**Page extract**
It is generally accepted that, in running one's business, one must delight one's customers. A delighted customer stays a customer for longer and brings new customers on board. And it is significantly cheaper to gain new business by word of mouth, as opposed to through marketing efforts. Telephone support is a channel with historically low customer satisfaction ratings. While some may have you believe that phone support is dead and replaced by customer service chatbots and service chats, don't believe the hype. The truth is that a large % of customers still prefer to reach out to their service providers via the phone.
Undelightful realities
- Bewitched, abandoned and overwhelmed. In the initial stages of the pandemic, call centers had to shut down. Some managed to transfer to full-time work from home in a couple of months. For others, it took till the end of the year. At the same time, inbound call volume went up multiple times. We documented some of the horror stories that ensued in this post.
- Lack of resources. A call center agent is far from a high-paying profession. With the government unemployment subsidies at an all time high, many call center workers realized that they can get the same, or nearly the same amount of money, as they get paid, for free from the government and not have to do any work.
- Work from home. While a short term savior, is a long-term liability for an industry as, oftentimes, sensitive, as call center. Forget about taking credit card numbers over the phone. Also, the worker morale suffers significantly.
- Long wait times.
- Multiple holds and transfers while the agent looks up information (or puts the customer on hold to make the customer feel like they are doing something - this is standard practice).
- Agents who can be either too morose or too talkative.
- Long call times.
- Not managing to resolve the issue.
Learning to delight the customer
- Always on, always running.
- Doesn't ask for overtime when it picks up a call at 2:30 AM.
- Zero seconds average wait times.
- Has direct API access to your databases. Doesn't need to put the customer on hold to type and look for data.

**Work item A**
Copy the stretch of the customer support article from "- Not managing" through "look for data." word for word.
**Work item B**
Resume the article on phone customer support and write on from its final line.

**Dataset excerpts**
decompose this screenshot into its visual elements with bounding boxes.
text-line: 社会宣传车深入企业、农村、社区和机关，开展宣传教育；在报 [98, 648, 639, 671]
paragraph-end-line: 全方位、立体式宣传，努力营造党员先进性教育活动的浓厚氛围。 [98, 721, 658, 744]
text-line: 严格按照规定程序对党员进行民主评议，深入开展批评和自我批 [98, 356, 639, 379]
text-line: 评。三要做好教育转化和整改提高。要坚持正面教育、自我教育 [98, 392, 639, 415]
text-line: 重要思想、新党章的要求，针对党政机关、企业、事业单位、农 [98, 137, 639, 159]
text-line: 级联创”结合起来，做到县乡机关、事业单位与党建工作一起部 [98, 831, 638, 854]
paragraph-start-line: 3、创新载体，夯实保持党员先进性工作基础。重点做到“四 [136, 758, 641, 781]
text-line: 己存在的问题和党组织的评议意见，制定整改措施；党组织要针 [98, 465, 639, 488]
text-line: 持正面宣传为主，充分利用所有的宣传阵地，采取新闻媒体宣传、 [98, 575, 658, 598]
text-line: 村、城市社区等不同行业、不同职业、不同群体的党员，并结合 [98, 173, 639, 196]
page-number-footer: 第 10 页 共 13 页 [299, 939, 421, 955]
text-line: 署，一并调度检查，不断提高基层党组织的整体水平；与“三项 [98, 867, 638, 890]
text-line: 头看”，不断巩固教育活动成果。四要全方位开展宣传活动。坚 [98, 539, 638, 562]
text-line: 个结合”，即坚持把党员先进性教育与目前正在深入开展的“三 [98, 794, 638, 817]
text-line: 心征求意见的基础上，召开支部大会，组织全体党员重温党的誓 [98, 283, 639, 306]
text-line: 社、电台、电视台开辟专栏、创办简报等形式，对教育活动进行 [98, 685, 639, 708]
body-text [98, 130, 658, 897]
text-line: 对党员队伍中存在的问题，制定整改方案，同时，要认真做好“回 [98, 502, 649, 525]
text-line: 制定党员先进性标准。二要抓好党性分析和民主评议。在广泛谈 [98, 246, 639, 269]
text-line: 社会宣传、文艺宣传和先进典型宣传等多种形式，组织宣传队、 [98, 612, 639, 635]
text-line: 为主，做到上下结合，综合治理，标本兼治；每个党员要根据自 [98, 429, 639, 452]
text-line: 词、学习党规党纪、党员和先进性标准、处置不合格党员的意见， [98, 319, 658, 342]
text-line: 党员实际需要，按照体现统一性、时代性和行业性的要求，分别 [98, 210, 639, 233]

**Task response A**
- Not managing to resolve the issue.
Learning to delight the customer
- Always on, always running.
- Doesn't ask for overtime when it picks up a call at 2:30 AM.
- Zero seconds average wait times.
- Has direct API access to your databases. Doesn't need to put the customer on hold to type and look for data.

**Task response B**
- Has the mood you programmed it to have. Does not have bad days.
- Is always pleasant and respectful (if you programmed it to be pleasant and respectful).
- Can handle as many calls at the same time, as you need it to.
- Actually follows the damn script.
- Costs significantly less than a call center agent does.
- Be respectful of your customer's time.
- Solve their problem.
- Leave them with a positive feeling about your product or service.
- Voice. Most speech synthesis either doesn't sound human at all or sounds too perfect. We are constantly improving our speech synthesis engines, working on keeping the voice as human-like as possible through introducing minor mistakes, disfluencies, inconsistencies. These are the qualities that, to the mind of a human, define the speaker as being, indeed, human.
- Digressions. People throw curve balls in the course of conversations. For example, we can be talking about the economy and suddenly you may interject asking how the weather is where I am. As a human, I know how to respond to your question and then come back to the conversation we were having previously. The vast majority conversational/chat bots will not be able to do the same. The ability to leave the main flow of the conversation, go off on a tangent, come back and still retain the context of what was previously discussed is essential to passing the Turing test (the test of human likeness).
- Adaptability. The conversations your AI app has in the summer will have different digressions than the same conversations during Christmas season. Your app has to adapt.
Getting your app to human-like
Look at the existing conversations
- Identify and outline the "perfect world conversation flow". Likely it's the one you handed over to your call center agents as the script to follow. Unfortunately (or fortunately) they don't follow it, because they are human. Don't blame them. Look through their calls, maybe you will identify a script which resolves the issue quicker and more efficiently. Who knows, stranger things have happened.
- Identify the most common digressions. As mentioned, digressions are ways in which your customers sidetrack your call center agents with questions, requests, etc. "Who is this again," "what's your name," "by the way, when did you guys change your logo" are all examples of digressions. Your job is to identify as many of them at the outset as possible.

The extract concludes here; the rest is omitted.